STATED GOAL
Take every line from the material that has the word "type" in it.

Figure record listings:

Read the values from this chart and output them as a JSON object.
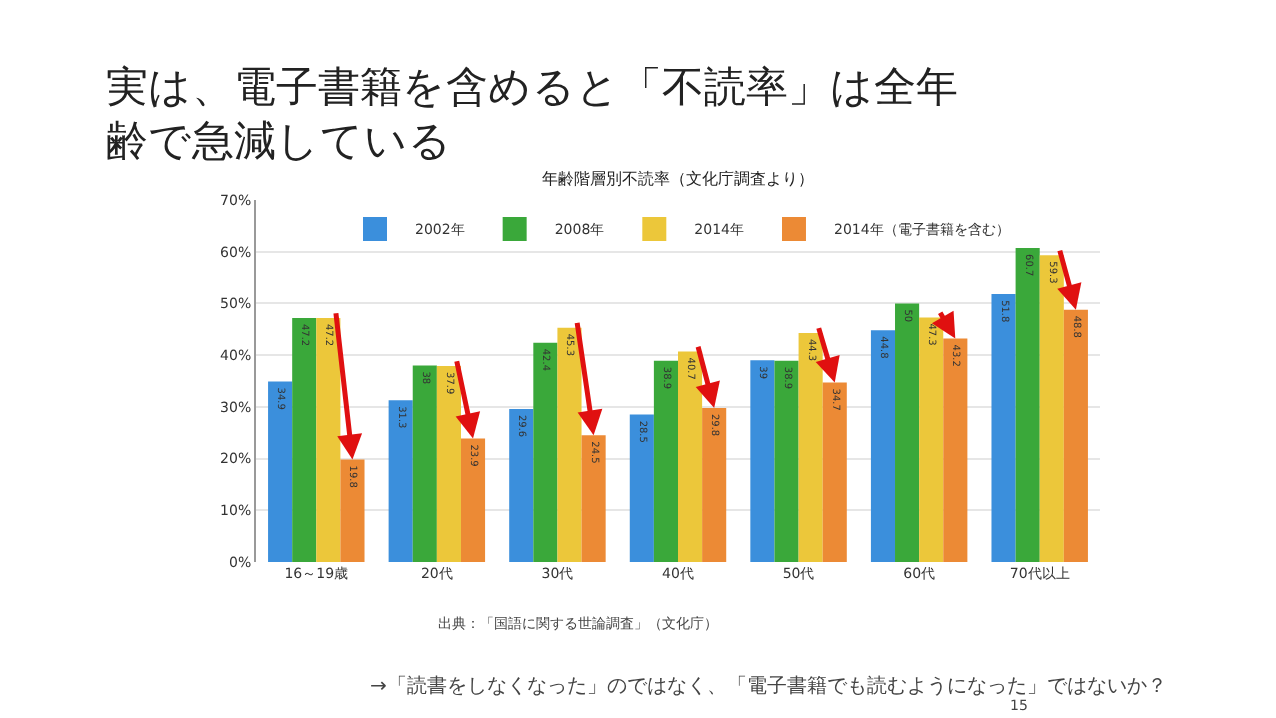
{
  "chart_data": {
    "type": "bar",
    "title": "実は、電子書籍を含めると「不読率」は全年齢で急減している",
    "subtitle": "年齢階層別不読率（文化庁調査より）",
    "categories": [
      "16～19歳",
      "20代",
      "30代",
      "40代",
      "50代",
      "60代",
      "70代以上"
    ],
    "series": [
      {
        "name": "2002年",
        "color": "#3b8fdc",
        "values": [
          34.9,
          31.3,
          29.6,
          28.5,
          39,
          44.8,
          51.8
        ]
      },
      {
        "name": "2008年",
        "color": "#3aa83a",
        "values": [
          47.2,
          38,
          42.4,
          38.9,
          38.9,
          50,
          60.7
        ]
      },
      {
        "name": "2014年",
        "color": "#ecc73a",
        "values": [
          47.2,
          37.9,
          45.3,
          40.7,
          44.3,
          47.3,
          59.3
        ]
      },
      {
        "name": "2014年（電子書籍を含む）",
        "color": "#ec8a35",
        "values": [
          19.8,
          23.9,
          24.5,
          29.8,
          34.7,
          43.2,
          48.8
        ]
      }
    ],
    "ylim": [
      0,
      70
    ],
    "yticks": [
      {
        "value": 0,
        "label": "0%"
      },
      {
        "value": 10,
        "label": "10%"
      },
      {
        "value": 20,
        "label": "20%"
      },
      {
        "value": 30,
        "label": "30%"
      },
      {
        "value": 40,
        "label": "40%"
      },
      {
        "value": 50,
        "label": "50%"
      },
      {
        "value": 60,
        "label": "60%"
      },
      {
        "value": 70,
        "label": "70%"
      }
    ],
    "grid": "y",
    "legend": "top",
    "data_labels": true,
    "annotations": [
      "出典：「国語に関する世論調査」（文化庁）",
      "→「読書をしなくなった」のではなく、「電子書籍でも読むようになった」ではないか？",
      "15"
    ]
  }
}
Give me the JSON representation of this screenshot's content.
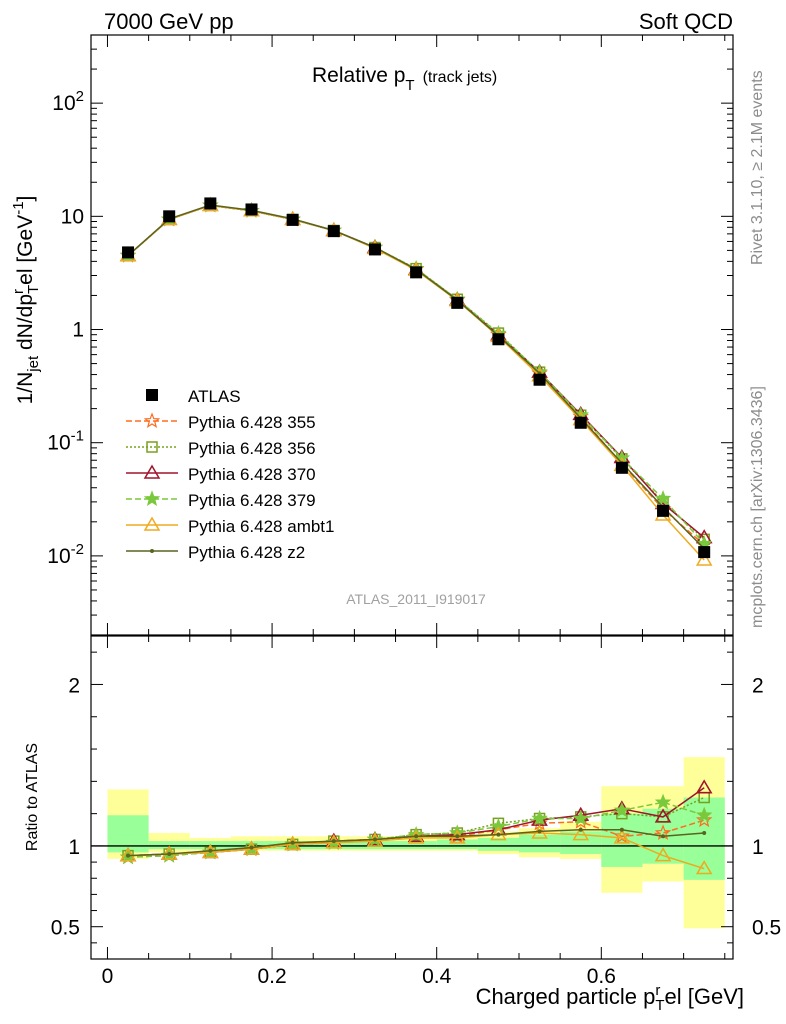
{
  "header": {
    "left": "7000 GeV pp",
    "right": "Soft QCD"
  },
  "title": {
    "main": "Relative p",
    "sub": "T",
    "note": "(track jets)"
  },
  "side_text": {
    "rivet": "Rivet 3.1.10, ≥ 2.1M events",
    "source": "mcplots.cern.ch [arXiv:1306.3436]"
  },
  "analysis_id": "ATLAS_2011_I919017",
  "colors": {
    "atlas": "#000000",
    "p355": "#ff6d1f",
    "p356": "#78a01e",
    "p370": "#a0142d",
    "p379": "#7ac83c",
    "ambt1": "#f0aa1e",
    "z2": "#5a641e",
    "band_outer": "#ffff99",
    "band_inner": "#99ff99"
  },
  "chart_data": [
    {
      "type": "scatter",
      "panel": "main",
      "ylabel": "1/N_jet dN/dp_T^rel [GeV^-1]",
      "yscale": "log",
      "ylim": [
        0.002,
        400
      ],
      "xlim": [
        -0.02,
        0.76
      ],
      "yticks": [
        {
          "v": 0.01,
          "base": "10",
          "exp": "-2"
        },
        {
          "v": 0.1,
          "base": "10",
          "exp": "-1"
        },
        {
          "v": 1,
          "base": "1",
          "exp": ""
        },
        {
          "v": 10,
          "base": "10",
          "exp": ""
        },
        {
          "v": 100,
          "base": "10",
          "exp": "2"
        }
      ],
      "x": [
        0.025,
        0.075,
        0.125,
        0.175,
        0.225,
        0.275,
        0.325,
        0.375,
        0.425,
        0.475,
        0.525,
        0.575,
        0.625,
        0.675,
        0.725
      ],
      "series": [
        {
          "name": "ATLAS",
          "key": "atlas",
          "values": [
            4.8,
            10.0,
            13.0,
            11.5,
            9.3,
            7.4,
            5.1,
            3.2,
            1.72,
            0.82,
            0.36,
            0.15,
            0.06,
            0.025,
            0.0108
          ]
        },
        {
          "name": "Pythia 6.428 355",
          "key": "p355",
          "values": [
            4.5,
            9.4,
            12.5,
            11.2,
            9.4,
            7.5,
            5.3,
            3.4,
            1.82,
            0.9,
            0.41,
            0.17,
            0.065,
            0.026,
            0.0125
          ]
        },
        {
          "name": "Pythia 6.428 356",
          "key": "p356",
          "values": [
            4.5,
            9.4,
            12.5,
            11.2,
            9.4,
            7.5,
            5.3,
            3.45,
            1.85,
            0.93,
            0.42,
            0.175,
            0.072,
            0.03,
            0.014
          ]
        },
        {
          "name": "Pythia 6.428 370",
          "key": "p370",
          "values": [
            4.5,
            9.4,
            12.5,
            11.2,
            9.4,
            7.5,
            5.3,
            3.4,
            1.83,
            0.9,
            0.42,
            0.178,
            0.074,
            0.029,
            0.0145
          ]
        },
        {
          "name": "Pythia 6.428 379",
          "key": "p379",
          "values": [
            4.5,
            9.4,
            12.5,
            11.2,
            9.4,
            7.5,
            5.3,
            3.45,
            1.85,
            0.92,
            0.42,
            0.175,
            0.073,
            0.032,
            0.0128
          ]
        },
        {
          "name": "Pythia 6.428 ambt1",
          "key": "ambt1",
          "values": [
            4.5,
            9.4,
            12.5,
            11.2,
            9.4,
            7.5,
            5.2,
            3.35,
            1.8,
            0.87,
            0.39,
            0.16,
            0.063,
            0.023,
            0.0092
          ]
        },
        {
          "name": "Pythia 6.428 z2",
          "key": "z2",
          "values": [
            4.5,
            9.5,
            12.6,
            11.3,
            9.5,
            7.5,
            5.3,
            3.4,
            1.82,
            0.88,
            0.41,
            0.165,
            0.066,
            0.027,
            0.0116
          ]
        }
      ]
    },
    {
      "type": "scatter",
      "panel": "ratio",
      "ylabel": "Ratio to ATLAS",
      "xlabel": "Charged particle p_T^rel [GeV]",
      "ylim": [
        0.3,
        2.3
      ],
      "xlim": [
        -0.02,
        0.76
      ],
      "yticks": [
        0.5,
        1,
        2
      ],
      "xticks": [
        0,
        0.2,
        0.4,
        0.6
      ],
      "bands": {
        "edges": [
          0.0,
          0.05,
          0.1,
          0.15,
          0.2,
          0.25,
          0.3,
          0.35,
          0.4,
          0.45,
          0.5,
          0.55,
          0.6,
          0.65,
          0.7,
          0.75
        ],
        "outer_low": [
          0.92,
          0.96,
          0.97,
          0.97,
          0.97,
          0.97,
          0.97,
          0.97,
          0.97,
          0.95,
          0.93,
          0.92,
          0.71,
          0.78,
          0.49
        ],
        "outer_high": [
          1.35,
          1.08,
          1.05,
          1.06,
          1.06,
          1.06,
          1.06,
          1.06,
          1.07,
          1.09,
          1.11,
          1.15,
          1.37,
          1.37,
          1.55
        ],
        "inner_low": [
          0.96,
          0.98,
          0.98,
          0.98,
          0.98,
          0.98,
          0.98,
          0.98,
          0.98,
          0.97,
          0.96,
          0.95,
          0.87,
          0.89,
          0.79
        ],
        "inner_high": [
          1.19,
          1.03,
          1.03,
          1.03,
          1.03,
          1.03,
          1.03,
          1.03,
          1.04,
          1.05,
          1.07,
          1.09,
          1.2,
          1.23,
          1.3
        ]
      },
      "x": [
        0.025,
        0.075,
        0.125,
        0.175,
        0.225,
        0.275,
        0.325,
        0.375,
        0.425,
        0.475,
        0.525,
        0.575,
        0.625,
        0.675,
        0.725
      ],
      "series": [
        {
          "name": "Pythia 6.428 355",
          "key": "p355",
          "values": [
            0.93,
            0.94,
            0.96,
            0.98,
            1.01,
            1.02,
            1.04,
            1.06,
            1.06,
            1.1,
            1.14,
            1.15,
            1.06,
            1.08,
            1.16
          ]
        },
        {
          "name": "Pythia 6.428 356",
          "key": "p356",
          "values": [
            0.94,
            0.95,
            0.96,
            0.98,
            1.01,
            1.03,
            1.04,
            1.07,
            1.08,
            1.14,
            1.17,
            1.18,
            1.2,
            1.18,
            1.3
          ]
        },
        {
          "name": "Pythia 6.428 370",
          "key": "p370",
          "values": [
            0.94,
            0.95,
            0.96,
            0.98,
            1.01,
            1.03,
            1.04,
            1.06,
            1.07,
            1.1,
            1.16,
            1.19,
            1.23,
            1.18,
            1.36
          ]
        },
        {
          "name": "Pythia 6.428 379",
          "key": "p379",
          "values": [
            0.93,
            0.94,
            0.96,
            0.98,
            1.01,
            1.02,
            1.04,
            1.07,
            1.08,
            1.12,
            1.17,
            1.17,
            1.22,
            1.27,
            1.19
          ]
        },
        {
          "name": "Pythia 6.428 ambt1",
          "key": "ambt1",
          "values": [
            0.94,
            0.95,
            0.96,
            0.98,
            1.01,
            1.02,
            1.03,
            1.05,
            1.05,
            1.07,
            1.08,
            1.07,
            1.05,
            0.94,
            0.86
          ]
        },
        {
          "name": "Pythia 6.428 z2",
          "key": "z2",
          "values": [
            0.94,
            0.95,
            0.97,
            0.99,
            1.02,
            1.03,
            1.04,
            1.06,
            1.06,
            1.07,
            1.09,
            1.1,
            1.1,
            1.06,
            1.08
          ]
        }
      ]
    }
  ]
}
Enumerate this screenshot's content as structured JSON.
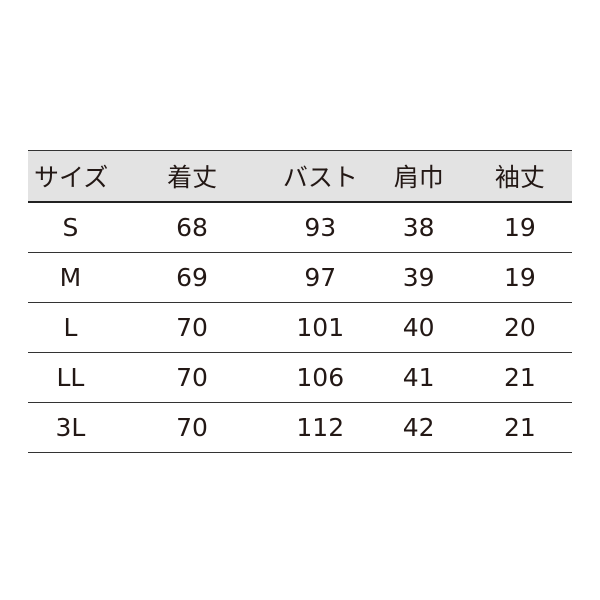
{
  "headers": [
    "サイズ",
    "着丈",
    "バスト",
    "肩巾",
    "袖丈"
  ],
  "rows": [
    [
      "S",
      "68",
      "93",
      "38",
      "19"
    ],
    [
      "M",
      "69",
      "97",
      "39",
      "19"
    ],
    [
      "L",
      "70",
      "101",
      "40",
      "20"
    ],
    [
      "LL",
      "70",
      "106",
      "41",
      "21"
    ],
    [
      "3L",
      "70",
      "112",
      "42",
      "21"
    ]
  ]
}
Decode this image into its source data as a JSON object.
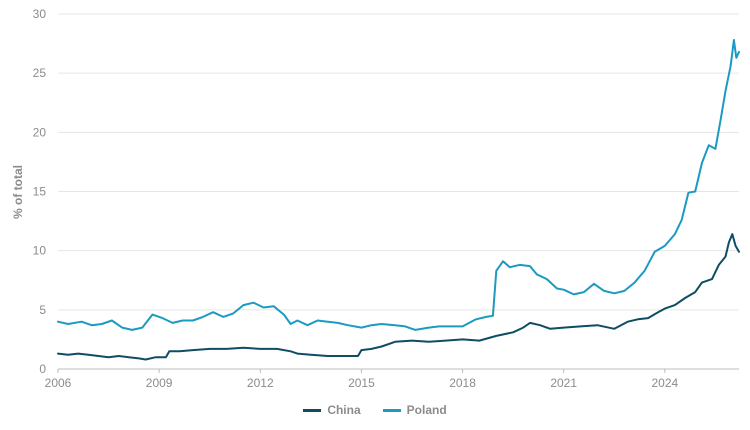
{
  "chart_data": {
    "type": "line",
    "ylabel": "% of total",
    "xlabel": "",
    "xlim": [
      2006.0,
      2026.2
    ],
    "ylim": [
      0,
      30
    ],
    "grid": true,
    "legend_position": "bottom-center",
    "x_ticks": [
      {
        "value": 2006,
        "label": "2006"
      },
      {
        "value": 2009,
        "label": "2009"
      },
      {
        "value": 2012,
        "label": "2012"
      },
      {
        "value": 2015,
        "label": "2015"
      },
      {
        "value": 2018,
        "label": "2018"
      },
      {
        "value": 2021,
        "label": "2021"
      },
      {
        "value": 2024,
        "label": "2024"
      }
    ],
    "y_ticks": [
      {
        "value": 0,
        "label": "0"
      },
      {
        "value": 5,
        "label": "5"
      },
      {
        "value": 10,
        "label": "10"
      },
      {
        "value": 15,
        "label": "15"
      },
      {
        "value": 20,
        "label": "20"
      },
      {
        "value": 25,
        "label": "25"
      },
      {
        "value": 30,
        "label": "30"
      }
    ],
    "series": [
      {
        "name": "China",
        "color": "#0e4d64",
        "points": [
          [
            2006.0,
            1.3
          ],
          [
            2006.3,
            1.2
          ],
          [
            2006.6,
            1.3
          ],
          [
            2006.9,
            1.2
          ],
          [
            2007.2,
            1.1
          ],
          [
            2007.5,
            1.0
          ],
          [
            2007.8,
            1.1
          ],
          [
            2008.1,
            1.0
          ],
          [
            2008.4,
            0.9
          ],
          [
            2008.6,
            0.8
          ],
          [
            2008.9,
            1.0
          ],
          [
            2009.2,
            1.0
          ],
          [
            2009.3,
            1.5
          ],
          [
            2009.6,
            1.5
          ],
          [
            2010.0,
            1.6
          ],
          [
            2010.5,
            1.7
          ],
          [
            2011.0,
            1.7
          ],
          [
            2011.5,
            1.8
          ],
          [
            2012.0,
            1.7
          ],
          [
            2012.5,
            1.7
          ],
          [
            2012.9,
            1.5
          ],
          [
            2013.1,
            1.3
          ],
          [
            2013.5,
            1.2
          ],
          [
            2014.0,
            1.1
          ],
          [
            2014.5,
            1.1
          ],
          [
            2014.9,
            1.1
          ],
          [
            2015.0,
            1.6
          ],
          [
            2015.3,
            1.7
          ],
          [
            2015.6,
            1.9
          ],
          [
            2016.0,
            2.3
          ],
          [
            2016.5,
            2.4
          ],
          [
            2017.0,
            2.3
          ],
          [
            2017.5,
            2.4
          ],
          [
            2018.0,
            2.5
          ],
          [
            2018.5,
            2.4
          ],
          [
            2019.0,
            2.8
          ],
          [
            2019.5,
            3.1
          ],
          [
            2019.8,
            3.5
          ],
          [
            2020.0,
            3.9
          ],
          [
            2020.3,
            3.7
          ],
          [
            2020.6,
            3.4
          ],
          [
            2021.0,
            3.5
          ],
          [
            2021.5,
            3.6
          ],
          [
            2022.0,
            3.7
          ],
          [
            2022.5,
            3.4
          ],
          [
            2022.9,
            4.0
          ],
          [
            2023.2,
            4.2
          ],
          [
            2023.5,
            4.3
          ],
          [
            2023.8,
            4.8
          ],
          [
            2024.0,
            5.1
          ],
          [
            2024.3,
            5.4
          ],
          [
            2024.6,
            6.0
          ],
          [
            2024.9,
            6.5
          ],
          [
            2025.1,
            7.3
          ],
          [
            2025.4,
            7.6
          ],
          [
            2025.6,
            8.8
          ],
          [
            2025.8,
            9.5
          ],
          [
            2025.9,
            10.7
          ],
          [
            2026.0,
            11.4
          ],
          [
            2026.1,
            10.4
          ],
          [
            2026.2,
            9.9
          ]
        ]
      },
      {
        "name": "Poland",
        "color": "#1b9ac2",
        "points": [
          [
            2006.0,
            4.0
          ],
          [
            2006.3,
            3.8
          ],
          [
            2006.7,
            4.0
          ],
          [
            2007.0,
            3.7
          ],
          [
            2007.3,
            3.8
          ],
          [
            2007.6,
            4.1
          ],
          [
            2007.9,
            3.5
          ],
          [
            2008.2,
            3.3
          ],
          [
            2008.5,
            3.5
          ],
          [
            2008.8,
            4.6
          ],
          [
            2009.1,
            4.3
          ],
          [
            2009.4,
            3.9
          ],
          [
            2009.7,
            4.1
          ],
          [
            2010.0,
            4.1
          ],
          [
            2010.3,
            4.4
          ],
          [
            2010.6,
            4.8
          ],
          [
            2010.9,
            4.4
          ],
          [
            2011.2,
            4.7
          ],
          [
            2011.5,
            5.4
          ],
          [
            2011.8,
            5.6
          ],
          [
            2012.1,
            5.2
          ],
          [
            2012.4,
            5.3
          ],
          [
            2012.7,
            4.6
          ],
          [
            2012.9,
            3.8
          ],
          [
            2013.1,
            4.1
          ],
          [
            2013.4,
            3.7
          ],
          [
            2013.7,
            4.1
          ],
          [
            2014.0,
            4.0
          ],
          [
            2014.3,
            3.9
          ],
          [
            2014.6,
            3.7
          ],
          [
            2015.0,
            3.5
          ],
          [
            2015.3,
            3.7
          ],
          [
            2015.6,
            3.8
          ],
          [
            2016.0,
            3.7
          ],
          [
            2016.3,
            3.6
          ],
          [
            2016.6,
            3.3
          ],
          [
            2017.0,
            3.5
          ],
          [
            2017.3,
            3.6
          ],
          [
            2017.6,
            3.6
          ],
          [
            2018.0,
            3.6
          ],
          [
            2018.4,
            4.2
          ],
          [
            2018.7,
            4.4
          ],
          [
            2018.9,
            4.5
          ],
          [
            2019.0,
            8.3
          ],
          [
            2019.2,
            9.1
          ],
          [
            2019.4,
            8.6
          ],
          [
            2019.7,
            8.8
          ],
          [
            2020.0,
            8.7
          ],
          [
            2020.2,
            8.0
          ],
          [
            2020.5,
            7.6
          ],
          [
            2020.8,
            6.8
          ],
          [
            2021.0,
            6.7
          ],
          [
            2021.3,
            6.3
          ],
          [
            2021.6,
            6.5
          ],
          [
            2021.9,
            7.2
          ],
          [
            2022.2,
            6.6
          ],
          [
            2022.5,
            6.4
          ],
          [
            2022.8,
            6.6
          ],
          [
            2023.1,
            7.3
          ],
          [
            2023.4,
            8.3
          ],
          [
            2023.7,
            9.9
          ],
          [
            2024.0,
            10.4
          ],
          [
            2024.3,
            11.4
          ],
          [
            2024.5,
            12.6
          ],
          [
            2024.7,
            14.9
          ],
          [
            2024.9,
            15.0
          ],
          [
            2025.1,
            17.4
          ],
          [
            2025.3,
            18.9
          ],
          [
            2025.5,
            18.6
          ],
          [
            2025.65,
            21.0
          ],
          [
            2025.8,
            23.5
          ],
          [
            2025.95,
            25.6
          ],
          [
            2026.05,
            27.8
          ],
          [
            2026.12,
            26.3
          ],
          [
            2026.2,
            26.8
          ]
        ]
      }
    ]
  }
}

RESULT FOR THIS TASK
    "type": "bar",
      "type": "scatter",
      "type": "scatter",
    "type": "line",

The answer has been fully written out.